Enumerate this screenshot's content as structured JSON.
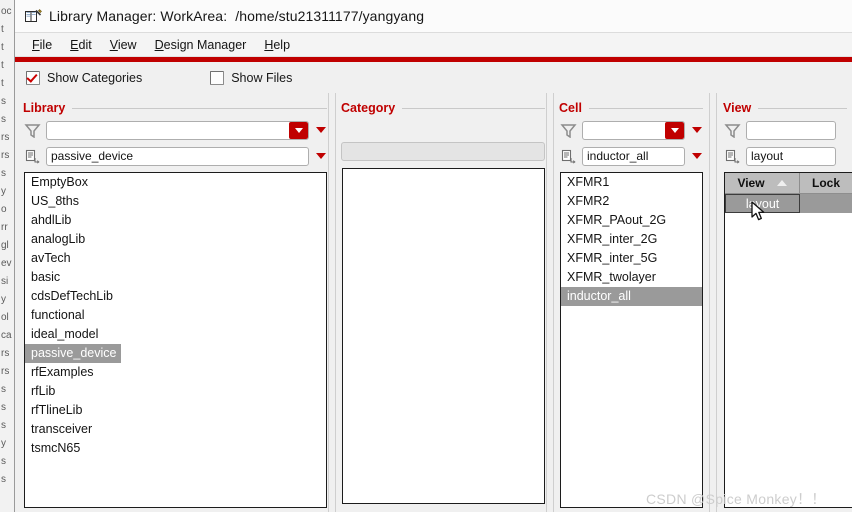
{
  "window": {
    "icon": "book-library-icon",
    "title": "Library Manager: WorkArea:",
    "path": "/home/stu21311177/yangyang"
  },
  "menu": {
    "items": [
      {
        "name": "file",
        "label": "File",
        "mnemonic": "F",
        "rest": "ile"
      },
      {
        "name": "edit",
        "label": "Edit",
        "mnemonic": "E",
        "rest": "dit"
      },
      {
        "name": "view",
        "label": "View",
        "mnemonic": "V",
        "rest": "iew"
      },
      {
        "name": "design-manager",
        "label": "Design Manager",
        "mnemonic": "D",
        "rest": "esign Manager"
      },
      {
        "name": "help",
        "label": "Help",
        "mnemonic": "H",
        "rest": "elp"
      }
    ]
  },
  "toolbar": {
    "show_categories": {
      "label": "Show Categories",
      "checked": true
    },
    "show_files": {
      "label": "Show Files",
      "checked": false
    }
  },
  "colors": {
    "accent_red": "#c00000",
    "selection_gray": "#9a9a9a",
    "panel_bg": "#f0f0f0",
    "header_gray": "#bdbdbd"
  },
  "panels": {
    "library": {
      "title": "Library",
      "filter_value": "",
      "filter_placeholder": "",
      "name_value": "passive_device",
      "items": [
        "EmptyBox",
        "US_8ths",
        "ahdlLib",
        "analogLib",
        "avTech",
        "basic",
        "cdsDefTechLib",
        "functional",
        "ideal_model",
        "passive_device",
        "rfExamples",
        "rfLib",
        "rfTlineLib",
        "transceiver",
        "tsmcN65"
      ],
      "selected": "passive_device"
    },
    "category": {
      "title": "Category",
      "items": [],
      "selected": ""
    },
    "cell": {
      "title": "Cell",
      "filter_value": "",
      "filter_placeholder": "",
      "name_value": "inductor_all",
      "items": [
        "XFMR1",
        "XFMR2",
        "XFMR_PAout_2G",
        "XFMR_inter_2G",
        "XFMR_inter_5G",
        "XFMR_twolayer",
        "inductor_all"
      ],
      "selected": "inductor_all"
    },
    "view": {
      "title": "View",
      "filter_value": "",
      "filter_placeholder": "",
      "name_value": "layout",
      "columns": [
        "View",
        "Lock"
      ],
      "sort_column": "View",
      "sort_direction": "ascending",
      "rows": [
        {
          "view": "layout",
          "lock": ""
        }
      ],
      "selected": "layout"
    }
  },
  "background_window": {
    "fragments": [
      "oc",
      "t",
      "t",
      "t",
      "t",
      "s",
      "s",
      "rs",
      "rs",
      "s",
      "y",
      "o",
      "rr",
      "gl",
      "ev",
      "si",
      "y",
      "ol",
      "ca",
      "rs",
      "rs",
      "s",
      "s",
      "s",
      "y",
      "s",
      "s"
    ]
  },
  "watermark": {
    "text": "CSDN @Spice Monkey！！"
  }
}
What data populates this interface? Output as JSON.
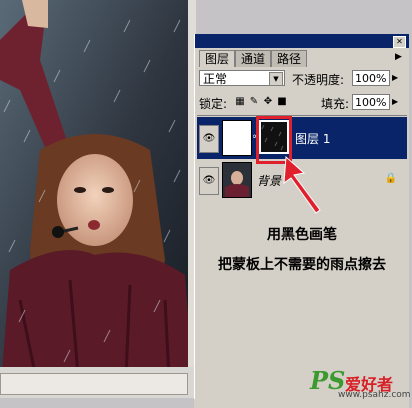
{
  "panel": {
    "tabs": [
      "图层",
      "通道",
      "路径"
    ],
    "blend_mode": "正常",
    "opacity_label": "不透明度:",
    "opacity_value": "100%",
    "lock_label": "锁定:",
    "fill_label": "填充:",
    "fill_value": "100%"
  },
  "layers": [
    {
      "name": "图层 1",
      "selected": true,
      "visible": true,
      "has_mask": true
    },
    {
      "name": "背景",
      "selected": false,
      "visible": true,
      "locked": true
    }
  ],
  "annotation": {
    "line1": "用黑色画笔",
    "line2": "把蒙板上不需要的雨点擦去"
  },
  "watermark": {
    "ps": "PS",
    "cn": "爱好者",
    "url": "www.psahz.com"
  },
  "colors": {
    "selection": "#0a246a",
    "highlight": "#e0202c",
    "panel_bg": "#d4d0c8"
  }
}
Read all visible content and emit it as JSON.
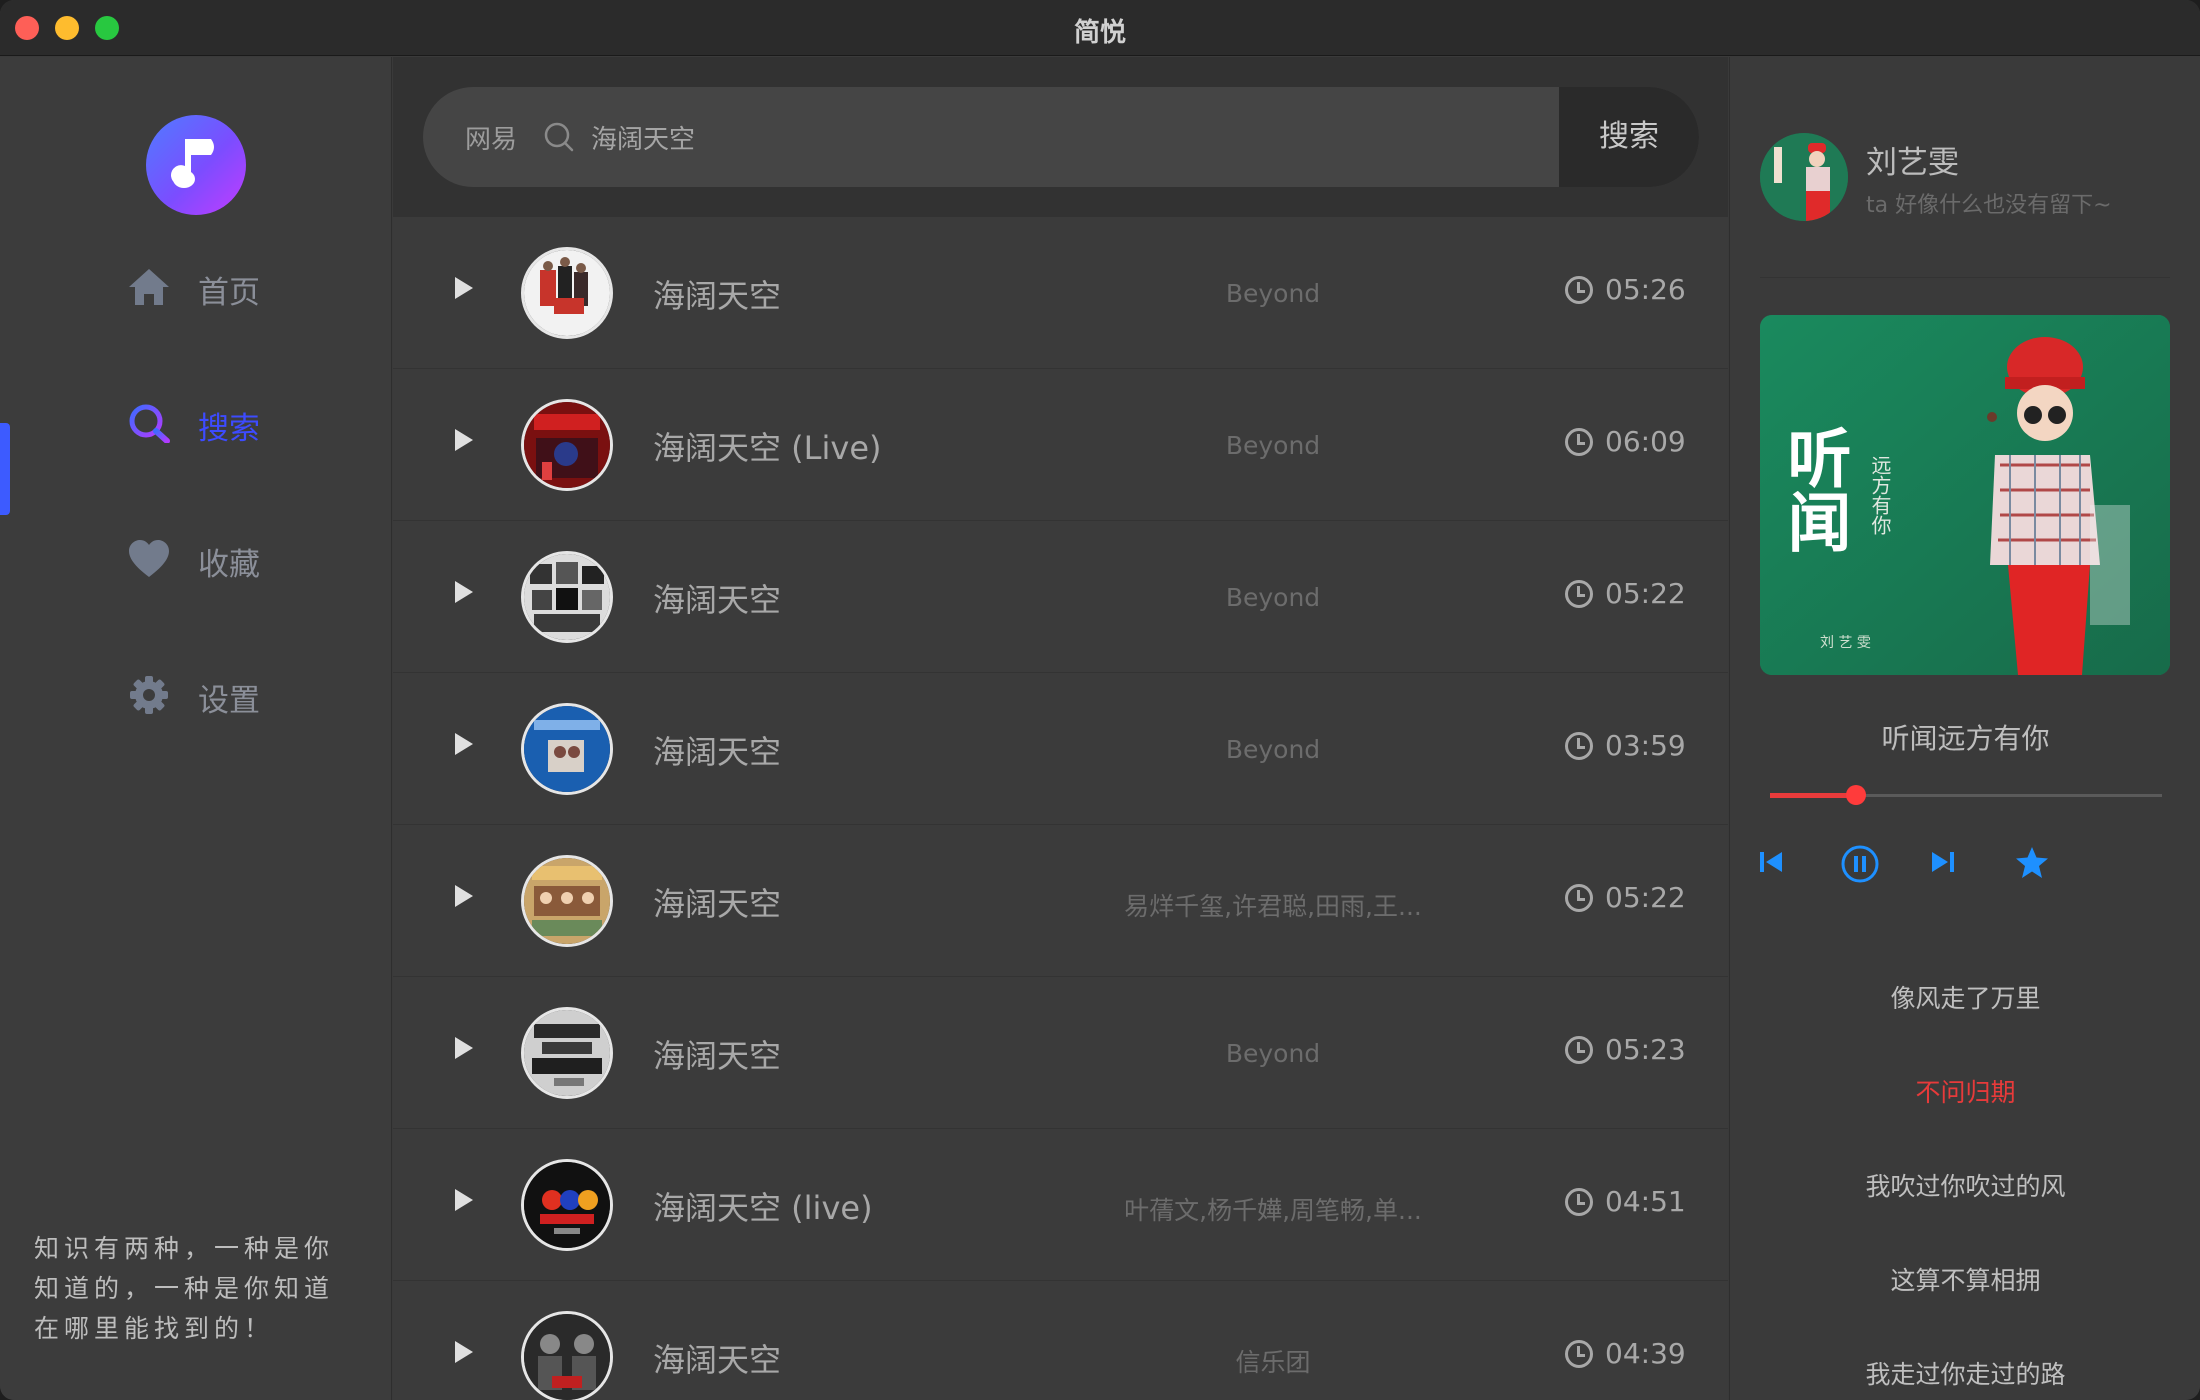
{
  "window": {
    "title": "简悦"
  },
  "sidebar": {
    "items": [
      {
        "label": "首页",
        "icon": "home-icon"
      },
      {
        "label": "搜索",
        "icon": "search-icon",
        "active": true
      },
      {
        "label": "收藏",
        "icon": "heart-icon"
      },
      {
        "label": "设置",
        "icon": "gear-icon"
      }
    ],
    "quote": "知识有两种，一种是你知道的，一种是你知道在哪里能找到的！"
  },
  "search": {
    "source": "网易",
    "query": "海阔天空",
    "button_label": "搜索"
  },
  "results": [
    {
      "name": "海阔天空",
      "artist": "Beyond",
      "duration": "05:26"
    },
    {
      "name": "海阔天空 (Live)",
      "artist": "Beyond",
      "duration": "06:09"
    },
    {
      "name": "海阔天空",
      "artist": "Beyond",
      "duration": "05:22"
    },
    {
      "name": "海阔天空",
      "artist": "Beyond",
      "duration": "03:59"
    },
    {
      "name": "海阔天空",
      "artist": "易烊千玺,许君聪,田雨,王...",
      "duration": "05:22"
    },
    {
      "name": "海阔天空",
      "artist": "Beyond",
      "duration": "05:23"
    },
    {
      "name": "海阔天空 (live)",
      "artist": "叶蒨文,杨千嬅,周笔畅,单...",
      "duration": "04:51"
    },
    {
      "name": "海阔天空",
      "artist": "信乐团",
      "duration": "04:39"
    }
  ],
  "player": {
    "user_name": "刘艺雯",
    "user_signature": "ta 好像什么也没有留下~",
    "album_art_title": "听闻",
    "album_art_subtitle": "远方有你",
    "album_art_artist": "刘 艺   雯",
    "song_title": "听闻远方有你",
    "progress": 0.22,
    "accent_color": "#1e90ff",
    "progress_color": "#e93b3b",
    "lyrics": [
      {
        "text": "像风走了万里",
        "active": false
      },
      {
        "text": "不问归期",
        "active": true
      },
      {
        "text": "我吹过你吹过的风",
        "active": false
      },
      {
        "text": "这算不算相拥",
        "active": false
      },
      {
        "text": "我走过你走过的路",
        "active": false
      }
    ]
  }
}
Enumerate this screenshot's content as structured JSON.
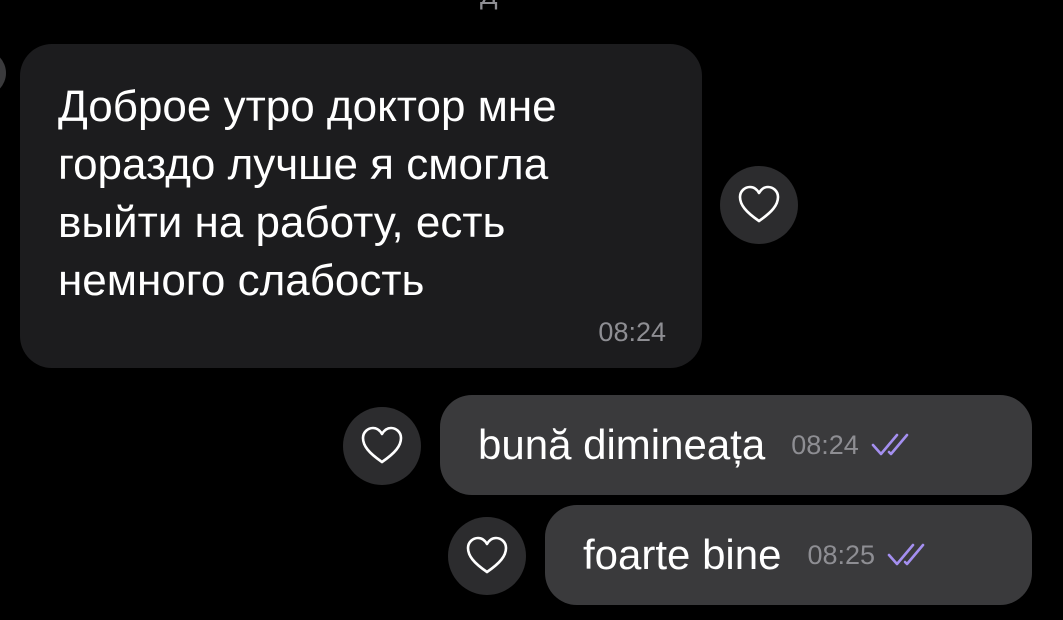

◇ ◇ ◇ ◇

◆ **PROMPT**: The data should be printed again unchanged; leave its pictures out.

◆ **FULL ANSWER**:
Enumerate this screenshot's content as structured JSON.
{
  "window": {
    "icon": "book-library-icon",
    "title": "Library Manager: WorkArea:",
    "path": "/home/stu21311177/yangyang"
  },
  "menu": {
    "items": [
      {
        "name": "file",
        "label": "File",
        "mnemonic": "F",
        "rest": "ile"
      },
      {
        "name": "edit",
        "label": "Edit",
        "mnemonic": "E",
        "rest": "dit"
      },
      {
        "name": "view",
        "label": "View",
        "mnemonic": "V",
        "rest": "iew"
      },
      {
        "name": "design-manager",
        "label": "Design Manager",
        "mnemonic": "D",
        "rest": "esign Manager"
      },
      {
        "name": "help",
        "label": "Help",
        "mnemonic": "H",
        "rest": "elp"
      }
    ]
  },
  "toolbar": {
    "show_categories": {
      "label": "Show Categories",
      "checked": true
    },
    "show_files": {
      "label": "Show Files",
      "checked": false
    }
  },
  "colors": {
    "accent_red": "#c00000",
    "selection_gray": "#9a9a9a",
    "panel_bg": "#f0f0f0",
    "header_gray": "#bdbdbd"
  },
  "panels": {
    "library": {
      "title": "Library",
      "filter_value": "",
      "filter_placeholder": "",
      "name_value": "passive_device",
      "items": [
        "EmptyBox",
        "US_8ths",
        "ahdlLib",
        "analogLib",
        "avTech",
        "basic",
        "cdsDefTechLib",
        "functional",
        "ideal_model",
        "passive_device",
        "rfExamples",
        "rfLib",
        "rfTlineLib",
        "transceiver",
        "tsmcN65"
      ],
      "selected": "passive_device"
    },
    "category": {
      "title": "Category",
      "items": [],
      "selected": ""
    },
    "cell": {
      "title": "Cell",
      "filter_value": "",
      "filter_placeholder": "",
      "name_value": "inductor_all",
      "items": [
        "XFMR1",
        "XFMR2",
        "XFMR_PAout_2G",
        "XFMR_inter_2G",
        "XFMR_inter_5G",
        "XFMR_twolayer",
        "inductor_all"
      ],
      "selected": "inductor_all"
    },
    "view": {
      "title": "View",
      "filter_value": "",
      "filter_placeholder": "",
      "name_value": "layout",
      "columns": [
        "View",
        "Lock"
      ],
      "sort_column": "View",
      "sort_direction": "ascending",
      "rows": [
        {
          "view": "layout",
          "lock": ""
        }
      ],
      "selected": "layout"
    }
  },
  "background_window": {
    "fragments": [
      "oc",
      "t",
      "t",
      "t",
      "t",
      "s",
      "s",
      "rs",
      "rs",
      "s",
      "y",
      "o",
      "rr",
      "gl",
      "ev",
      "si",
      "y",
      "ol",
      "ca",
      "rs",
      "rs",
      "s",
      "s",
      "s",
      "y",
      "s",
      "s"
    ]
  },
  "watermark": {
    "text": "CSDN @Spice Monkey！！"
  }
}
What data populates this interface? Output as JSON.
{
  "panel": {
    "tabs": [
      "图层",
      "通道",
      "路径"
    ],
    "blend_mode": "正常",
    "opacity_label": "不透明度:",
    "opacity_value": "100%",
    "lock_label": "锁定:",
    "fill_label": "填充:",
    "fill_value": "100%"
  },
  "layers": [
    {
      "name": "图层 1",
      "selected": true,
      "visible": true,
      "has_mask": true
    },
    {
      "name": "背景",
      "selected": false,
      "visible": true,
      "locked": true
    }
  ],
  "annotation": {
    "line1": "用黑色画笔",
    "line2": "把蒙板上不需要的雨点擦去"
  },
  "watermark": {
    "ps": "PS",
    "cn": "爱好者",
    "url": "www.psahz.com"
  },
  "colors": {
    "selection": "#0a246a",
    "highlight": "#e0202c",
    "panel_bg": "#d4d0c8"
  }
}
Read all visible content and emit it as JSON.
{
  "window": {
    "title": "简悦"
  },
  "sidebar": {
    "items": [
      {
        "label": "首页",
        "icon": "home-icon"
      },
      {
        "label": "搜索",
        "icon": "search-icon",
        "active": true
      },
      {
        "label": "收藏",
        "icon": "heart-icon"
      },
      {
        "label": "设置",
        "icon": "gear-icon"
      }
    ],
    "quote": "知识有两种，一种是你知道的，一种是你知道在哪里能找到的！"
  },
  "search": {
    "source": "网易",
    "query": "海阔天空",
    "button_label": "搜索"
  },
  "results": [
    {
      "name": "海阔天空",
      "artist": "Beyond",
      "duration": "05:26"
    },
    {
      "name": "海阔天空 (Live)",
      "artist": "Beyond",
      "duration": "06:09"
    },
    {
      "name": "海阔天空",
      "artist": "Beyond",
      "duration": "05:22"
    },
    {
      "name": "海阔天空",
      "artist": "Beyond",
      "duration": "03:59"
    },
    {
      "name": "海阔天空",
      "artist": "易烊千玺,许君聪,田雨,王...",
      "duration": "05:22"
    },
    {
      "name": "海阔天空",
      "artist": "Beyond",
      "duration": "05:23"
    },
    {
      "name": "海阔天空 (live)",
      "artist": "叶蒨文,杨千嬅,周笔畅,单...",
      "duration": "04:51"
    },
    {
      "name": "海阔天空",
      "artist": "信乐团",
      "duration": "04:39"
    }
  ],
  "player": {
    "user_name": "刘艺雯",
    "user_signature": "ta 好像什么也没有留下~",
    "album_art_title": "听闻",
    "album_art_subtitle": "远方有你",
    "album_art_artist": "刘 艺   雯",
    "song_title": "听闻远方有你",
    "progress": 0.22,
    "accent_color": "#1e90ff",
    "progress_color": "#e93b3b",
    "lyrics": [
      {
        "text": "像风走了万里",
        "active": false
      },
      {
        "text": "不问归期",
        "active": true
      },
      {
        "text": "我吹过你吹过的风",
        "active": false
      },
      {
        "text": "这算不算相拥",
        "active": false
      },
      {
        "text": "我走过你走过的路",
        "active": false
      }
    ]
  }
}
Enumerate this screenshot's content as structured JSON.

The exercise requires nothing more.